(Dataset records)
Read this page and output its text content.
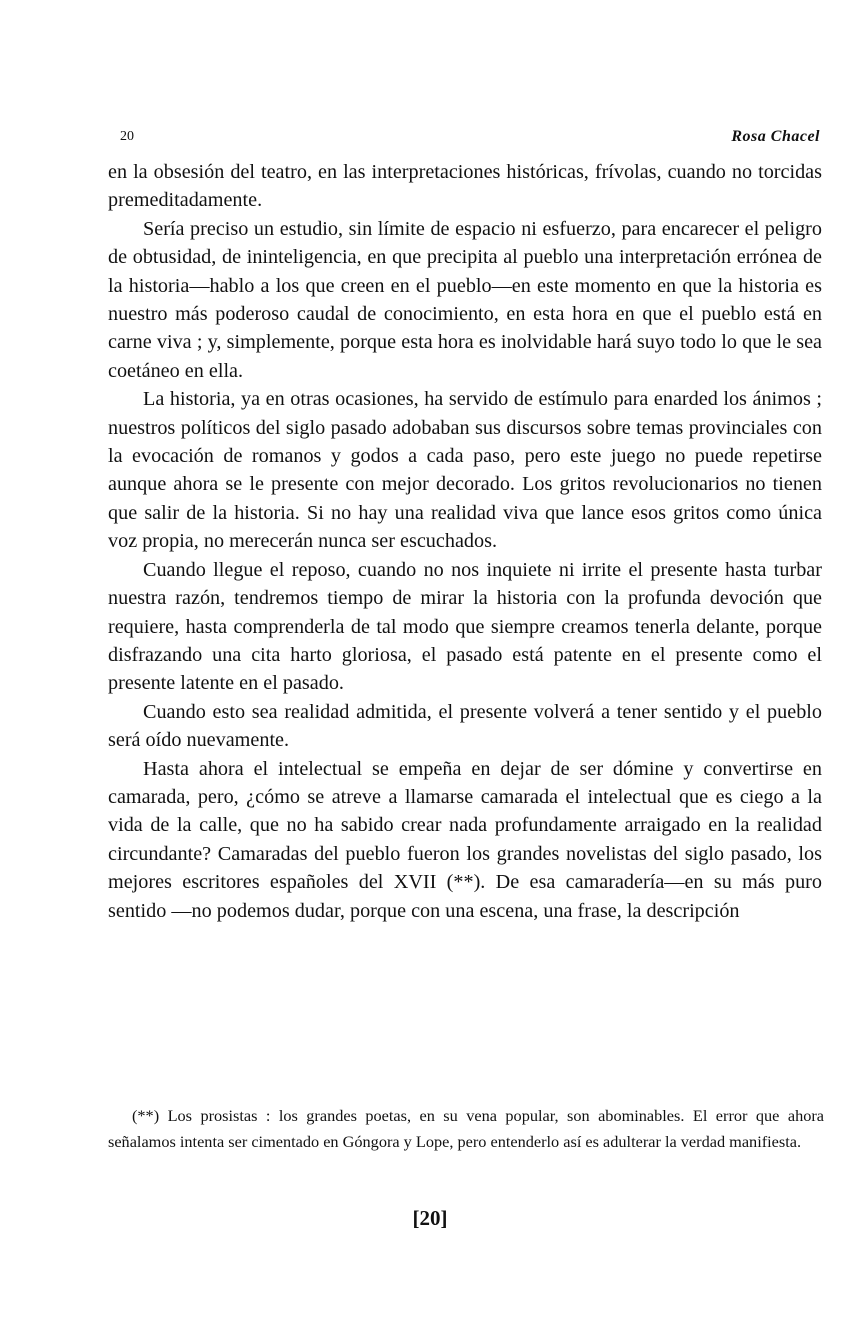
20	Rosa Chacel

en la obsesión del teatro, en las interpretaciones históricas, frívolas, cuando no torcidas premeditadamente.

Sería preciso un estudio, sin límite de espacio ni esfuerzo, para encarecer el peligro de obtusidad, de ininteligencia, en que precipita al pueblo una interpretación errónea de la historia—hablo a los que creen en el pueblo—en este momento en que la historia es nuestro más poderoso caudal de conocimiento, en esta hora en que el pueblo está en carne viva ; y, simplemente, porque esta hora es inolvidable hará suyo todo lo que le sea coetáneo en ella.

La historia, ya en otras ocasiones, ha servido de estímulo para enarded los ánimos ; nuestros políticos del siglo pasado adobaban sus discursos sobre temas provinciales con la evocación de romanos y godos a cada paso, pero este juego no puede repetirse aunque ahora se le presente con mejor decorado. Los gritos revolucionarios no tienen que salir de la historia. Si no hay una realidad viva que lance esos gritos como única voz propia, no merecerán nunca ser escuchados.

Cuando llegue el reposo, cuando no nos inquiete ni irrite el presente hasta turbar nuestra razón, tendremos tiempo de mirar la historia con la profunda devoción que requiere, hasta comprenderla de tal modo que siempre creamos tenerla delante, porque disfrazando una cita harto gloriosa, el pasado está patente en el presente como el presente latente en el pasado.

Cuando esto sea realidad admitida, el presente volverá a tener sentido y el pueblo será oído nuevamente.

Hasta ahora el intelectual se empeña en dejar de ser dómine y convertirse en camarada, pero, ¿cómo se atreve a llamarse camarada el intelectual que es ciego a la vida de la calle, que no ha sabido crear nada profundamente arraigado en la realidad circundante? Camaradas del pueblo fueron los grandes novelistas del siglo pasado, los mejores escritores españoles del XVII (**). De esa camaradería—en su más puro sentido —no podemos dudar, porque con una escena, una frase, la descripción

(**) Los prosistas : los grandes poetas, en su vena popular, son abominables. El error que ahora señalamos intenta ser cimentado en Góngora y Lope, pero entenderlo así es adulterar la verdad manifiesta.

[20]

◆ Instruction:
Exclude the pictures and repeat every other part of the records word for word.

◆ Exercise answer:
Read this page and output its text content.
20	Rosa Chacel

en la obsesión del teatro, en las interpretaciones históricas, frívolas, cuando no torcidas premeditadamente.

Sería preciso un estudio, sin límite de espacio ni esfuerzo, para encarecer el peligro de obtusidad, de ininteligencia, en que precipita al pueblo una interpretación errónea de la historia—hablo a los que creen en el pueblo—en este momento en que la historia es nuestro más poderoso caudal de conocimiento, en esta hora en que el pueblo está en carne viva ; y, simplemente, porque esta hora es inolvidable hará suyo todo lo que le sea coetáneo en ella.

La historia, ya en otras ocasiones, ha servido de estímulo para enarded los ánimos ; nuestros políticos del siglo pasado adobaban sus discursos sobre temas provinciales con la evocación de romanos y godos a cada paso, pero este juego no puede repetirse aunque ahora se le presente con mejor decorado. Los gritos revolucionarios no tienen que salir de la historia. Si no hay una realidad viva que lance esos gritos como única voz propia, no merecerán nunca ser escuchados.

Cuando llegue el reposo, cuando no nos inquiete ni irrite el presente hasta turbar nuestra razón, tendremos tiempo de mirar la historia con la profunda devoción que requiere, hasta comprenderla de tal modo que siempre creamos tenerla delante, porque disfrazando una cita harto gloriosa, el pasado está patente en el presente como el presente latente en el pasado.

Cuando esto sea realidad admitida, el presente volverá a tener sentido y el pueblo será oído nuevamente.

Hasta ahora el intelectual se empeña en dejar de ser dómine y convertirse en camarada, pero, ¿cómo se atreve a llamarse camarada el intelectual que es ciego a la vida de la calle, que no ha sabido crear nada profundamente arraigado en la realidad circundante? Camaradas del pueblo fueron los grandes novelistas del siglo pasado, los mejores escritores españoles del XVII (**). De esa camaradería—en su más puro sentido —no podemos dudar, porque con una escena, una frase, la descripción

(**) Los prosistas : los grandes poetas, en su vena popular, son abominables. El error que ahora señalamos intenta ser cimentado en Góngora y Lope, pero entenderlo así es adulterar la verdad manifiesta.

[20]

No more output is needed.